- _Exercise instructions_
Show every line of the records below that contains the word "time".

□ □ □ □

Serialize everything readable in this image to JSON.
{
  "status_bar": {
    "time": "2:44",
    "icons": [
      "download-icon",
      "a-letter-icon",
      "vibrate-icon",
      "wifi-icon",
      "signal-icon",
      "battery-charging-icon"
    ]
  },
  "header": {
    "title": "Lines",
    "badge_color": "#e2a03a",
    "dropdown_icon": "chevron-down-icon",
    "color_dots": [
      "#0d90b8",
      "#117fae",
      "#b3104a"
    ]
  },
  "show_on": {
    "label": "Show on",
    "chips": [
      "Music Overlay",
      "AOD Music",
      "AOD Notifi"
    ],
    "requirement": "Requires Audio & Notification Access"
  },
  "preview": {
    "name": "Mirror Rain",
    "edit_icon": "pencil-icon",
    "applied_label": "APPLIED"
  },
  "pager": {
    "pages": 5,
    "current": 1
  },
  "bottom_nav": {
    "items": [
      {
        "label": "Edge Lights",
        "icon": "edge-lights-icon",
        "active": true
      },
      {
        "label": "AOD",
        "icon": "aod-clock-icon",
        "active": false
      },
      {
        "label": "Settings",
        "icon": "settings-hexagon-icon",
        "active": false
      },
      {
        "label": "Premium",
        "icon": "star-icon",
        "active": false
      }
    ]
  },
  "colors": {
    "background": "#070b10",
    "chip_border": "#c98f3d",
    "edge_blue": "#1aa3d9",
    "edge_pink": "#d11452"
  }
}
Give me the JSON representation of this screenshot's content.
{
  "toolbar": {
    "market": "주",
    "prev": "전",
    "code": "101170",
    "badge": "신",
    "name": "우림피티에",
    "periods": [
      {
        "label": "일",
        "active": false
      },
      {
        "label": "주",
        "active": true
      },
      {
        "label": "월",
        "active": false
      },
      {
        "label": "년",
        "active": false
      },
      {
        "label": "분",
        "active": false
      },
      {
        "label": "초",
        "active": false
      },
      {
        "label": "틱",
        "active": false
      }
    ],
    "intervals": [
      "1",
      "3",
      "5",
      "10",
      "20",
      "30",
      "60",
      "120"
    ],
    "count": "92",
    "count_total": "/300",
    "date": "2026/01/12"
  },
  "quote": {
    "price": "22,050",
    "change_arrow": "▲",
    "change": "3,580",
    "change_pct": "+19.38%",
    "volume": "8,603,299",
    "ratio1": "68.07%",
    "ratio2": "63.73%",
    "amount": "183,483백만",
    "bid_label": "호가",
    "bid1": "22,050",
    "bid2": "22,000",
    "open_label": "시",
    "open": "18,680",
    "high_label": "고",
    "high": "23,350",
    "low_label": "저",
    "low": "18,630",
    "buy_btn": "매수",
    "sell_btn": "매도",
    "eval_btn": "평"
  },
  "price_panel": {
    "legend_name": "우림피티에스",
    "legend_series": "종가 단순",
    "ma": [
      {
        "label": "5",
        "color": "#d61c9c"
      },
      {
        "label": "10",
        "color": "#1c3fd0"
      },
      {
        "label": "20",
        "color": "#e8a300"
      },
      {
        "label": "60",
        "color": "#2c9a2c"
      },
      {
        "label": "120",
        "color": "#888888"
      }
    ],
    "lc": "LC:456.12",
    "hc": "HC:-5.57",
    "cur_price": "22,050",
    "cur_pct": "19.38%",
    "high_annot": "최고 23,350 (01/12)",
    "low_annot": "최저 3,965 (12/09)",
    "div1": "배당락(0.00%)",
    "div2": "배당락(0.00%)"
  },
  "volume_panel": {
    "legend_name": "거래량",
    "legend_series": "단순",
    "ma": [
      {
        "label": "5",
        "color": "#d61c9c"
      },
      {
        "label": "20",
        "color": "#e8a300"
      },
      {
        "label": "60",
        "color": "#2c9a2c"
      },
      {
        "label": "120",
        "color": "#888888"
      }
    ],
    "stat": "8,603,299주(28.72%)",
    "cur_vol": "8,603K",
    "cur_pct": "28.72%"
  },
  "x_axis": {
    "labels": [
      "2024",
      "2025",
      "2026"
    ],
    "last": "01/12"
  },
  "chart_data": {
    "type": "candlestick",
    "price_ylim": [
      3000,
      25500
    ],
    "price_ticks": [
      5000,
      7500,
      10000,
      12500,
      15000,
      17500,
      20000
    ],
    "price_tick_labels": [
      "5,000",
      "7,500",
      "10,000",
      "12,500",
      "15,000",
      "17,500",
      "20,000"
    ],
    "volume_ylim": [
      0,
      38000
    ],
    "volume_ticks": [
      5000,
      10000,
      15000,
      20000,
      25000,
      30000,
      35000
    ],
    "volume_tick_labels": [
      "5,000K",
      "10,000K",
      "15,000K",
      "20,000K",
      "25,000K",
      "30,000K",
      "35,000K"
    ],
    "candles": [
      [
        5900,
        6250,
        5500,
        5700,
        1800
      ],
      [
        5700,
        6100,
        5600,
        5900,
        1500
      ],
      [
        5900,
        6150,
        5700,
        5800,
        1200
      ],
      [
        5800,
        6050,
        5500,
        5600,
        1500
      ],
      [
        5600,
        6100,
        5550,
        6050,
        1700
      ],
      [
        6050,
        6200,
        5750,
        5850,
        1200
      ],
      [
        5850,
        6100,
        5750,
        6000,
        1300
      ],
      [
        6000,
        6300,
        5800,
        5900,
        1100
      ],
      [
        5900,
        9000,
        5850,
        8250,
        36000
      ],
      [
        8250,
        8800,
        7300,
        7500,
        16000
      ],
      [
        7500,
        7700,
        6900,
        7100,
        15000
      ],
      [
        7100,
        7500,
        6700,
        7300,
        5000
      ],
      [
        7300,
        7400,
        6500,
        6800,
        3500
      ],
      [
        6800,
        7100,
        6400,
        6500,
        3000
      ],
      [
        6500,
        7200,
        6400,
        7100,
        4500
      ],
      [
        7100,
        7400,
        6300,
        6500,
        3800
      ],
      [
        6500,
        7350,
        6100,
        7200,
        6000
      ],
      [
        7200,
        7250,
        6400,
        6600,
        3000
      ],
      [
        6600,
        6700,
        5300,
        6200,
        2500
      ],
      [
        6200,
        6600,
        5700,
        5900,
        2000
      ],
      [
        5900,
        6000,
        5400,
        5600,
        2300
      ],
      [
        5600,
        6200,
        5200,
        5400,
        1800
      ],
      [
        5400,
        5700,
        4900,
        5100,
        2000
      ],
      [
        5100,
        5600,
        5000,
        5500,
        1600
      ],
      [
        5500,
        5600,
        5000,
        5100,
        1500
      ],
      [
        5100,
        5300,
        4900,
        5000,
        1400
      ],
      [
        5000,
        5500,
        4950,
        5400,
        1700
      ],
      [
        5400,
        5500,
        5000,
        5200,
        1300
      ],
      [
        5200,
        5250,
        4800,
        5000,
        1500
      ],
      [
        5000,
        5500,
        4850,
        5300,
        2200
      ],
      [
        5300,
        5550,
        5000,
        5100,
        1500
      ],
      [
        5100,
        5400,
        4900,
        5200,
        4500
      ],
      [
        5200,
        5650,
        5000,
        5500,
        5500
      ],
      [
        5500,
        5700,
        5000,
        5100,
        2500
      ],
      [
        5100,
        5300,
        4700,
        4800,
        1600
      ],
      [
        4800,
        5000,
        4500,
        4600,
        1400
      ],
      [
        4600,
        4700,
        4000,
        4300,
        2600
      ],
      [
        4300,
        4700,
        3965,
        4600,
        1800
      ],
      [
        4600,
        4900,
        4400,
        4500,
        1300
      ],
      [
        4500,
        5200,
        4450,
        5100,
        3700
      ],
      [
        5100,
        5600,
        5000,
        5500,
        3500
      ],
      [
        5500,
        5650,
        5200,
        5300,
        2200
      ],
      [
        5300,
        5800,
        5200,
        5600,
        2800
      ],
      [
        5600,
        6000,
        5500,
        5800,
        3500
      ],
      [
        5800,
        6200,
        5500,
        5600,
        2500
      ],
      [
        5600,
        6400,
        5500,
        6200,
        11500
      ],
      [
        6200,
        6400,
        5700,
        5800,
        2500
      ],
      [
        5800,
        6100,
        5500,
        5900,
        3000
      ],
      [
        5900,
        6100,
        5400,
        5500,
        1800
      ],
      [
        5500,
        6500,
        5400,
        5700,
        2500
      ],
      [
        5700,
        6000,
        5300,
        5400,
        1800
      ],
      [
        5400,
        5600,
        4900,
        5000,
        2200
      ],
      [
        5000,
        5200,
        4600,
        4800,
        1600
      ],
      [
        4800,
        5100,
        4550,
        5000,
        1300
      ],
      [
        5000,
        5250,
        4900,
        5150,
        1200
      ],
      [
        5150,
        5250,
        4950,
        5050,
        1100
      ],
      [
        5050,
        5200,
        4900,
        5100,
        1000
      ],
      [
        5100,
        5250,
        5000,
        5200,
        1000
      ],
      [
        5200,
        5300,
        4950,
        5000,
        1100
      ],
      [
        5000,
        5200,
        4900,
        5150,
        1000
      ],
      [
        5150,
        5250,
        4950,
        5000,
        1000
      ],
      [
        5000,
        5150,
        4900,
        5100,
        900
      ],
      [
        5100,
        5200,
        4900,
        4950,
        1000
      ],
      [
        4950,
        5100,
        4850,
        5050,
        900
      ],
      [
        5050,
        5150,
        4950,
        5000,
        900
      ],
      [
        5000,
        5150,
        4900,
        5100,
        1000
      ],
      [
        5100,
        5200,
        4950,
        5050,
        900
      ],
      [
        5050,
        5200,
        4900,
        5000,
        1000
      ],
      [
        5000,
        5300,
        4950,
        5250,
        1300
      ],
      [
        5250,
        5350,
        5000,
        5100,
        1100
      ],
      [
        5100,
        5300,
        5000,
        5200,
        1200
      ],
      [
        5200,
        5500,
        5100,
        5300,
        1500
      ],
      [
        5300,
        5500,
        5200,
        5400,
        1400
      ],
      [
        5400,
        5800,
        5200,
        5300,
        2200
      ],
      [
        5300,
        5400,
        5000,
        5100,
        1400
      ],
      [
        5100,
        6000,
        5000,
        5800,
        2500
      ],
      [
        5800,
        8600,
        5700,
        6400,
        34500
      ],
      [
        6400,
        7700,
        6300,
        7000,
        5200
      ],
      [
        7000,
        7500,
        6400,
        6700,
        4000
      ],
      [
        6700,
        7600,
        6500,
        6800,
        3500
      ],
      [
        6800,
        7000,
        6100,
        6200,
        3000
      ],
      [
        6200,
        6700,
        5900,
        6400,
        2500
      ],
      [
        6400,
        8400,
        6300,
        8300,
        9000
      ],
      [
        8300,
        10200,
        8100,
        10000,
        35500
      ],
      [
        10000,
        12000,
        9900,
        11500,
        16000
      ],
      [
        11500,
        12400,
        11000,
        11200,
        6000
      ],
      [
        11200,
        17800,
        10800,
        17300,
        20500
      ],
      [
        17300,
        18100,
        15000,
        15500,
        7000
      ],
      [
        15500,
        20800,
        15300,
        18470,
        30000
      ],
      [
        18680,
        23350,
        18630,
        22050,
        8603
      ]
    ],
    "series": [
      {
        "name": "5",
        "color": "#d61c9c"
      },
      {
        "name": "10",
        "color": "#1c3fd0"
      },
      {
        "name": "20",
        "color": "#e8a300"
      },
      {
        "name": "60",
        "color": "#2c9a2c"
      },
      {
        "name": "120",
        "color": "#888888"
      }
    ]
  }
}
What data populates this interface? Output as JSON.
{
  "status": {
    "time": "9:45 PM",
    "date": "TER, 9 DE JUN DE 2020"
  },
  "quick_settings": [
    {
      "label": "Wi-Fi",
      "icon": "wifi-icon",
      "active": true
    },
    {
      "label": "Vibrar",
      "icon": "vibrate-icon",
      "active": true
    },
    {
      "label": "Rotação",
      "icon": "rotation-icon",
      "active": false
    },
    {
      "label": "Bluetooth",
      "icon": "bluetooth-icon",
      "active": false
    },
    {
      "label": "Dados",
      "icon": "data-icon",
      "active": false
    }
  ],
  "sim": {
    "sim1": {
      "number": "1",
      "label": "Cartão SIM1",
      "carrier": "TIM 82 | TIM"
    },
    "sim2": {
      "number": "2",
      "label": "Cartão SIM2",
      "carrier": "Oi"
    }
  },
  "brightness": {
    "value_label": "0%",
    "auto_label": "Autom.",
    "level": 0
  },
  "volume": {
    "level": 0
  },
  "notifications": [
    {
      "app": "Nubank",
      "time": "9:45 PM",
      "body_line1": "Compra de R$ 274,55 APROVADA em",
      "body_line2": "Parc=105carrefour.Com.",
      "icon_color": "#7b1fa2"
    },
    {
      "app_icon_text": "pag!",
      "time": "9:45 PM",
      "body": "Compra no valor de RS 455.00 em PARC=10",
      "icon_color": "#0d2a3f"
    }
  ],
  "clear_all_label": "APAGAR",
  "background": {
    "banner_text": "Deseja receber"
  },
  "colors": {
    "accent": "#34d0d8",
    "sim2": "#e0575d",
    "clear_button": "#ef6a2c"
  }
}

□ □ □ □

- _Reply to the task_
    "time": "2:44",
    "time": "9:45 PM",
      "time": "9:45 PM",
      "time": "9:45 PM",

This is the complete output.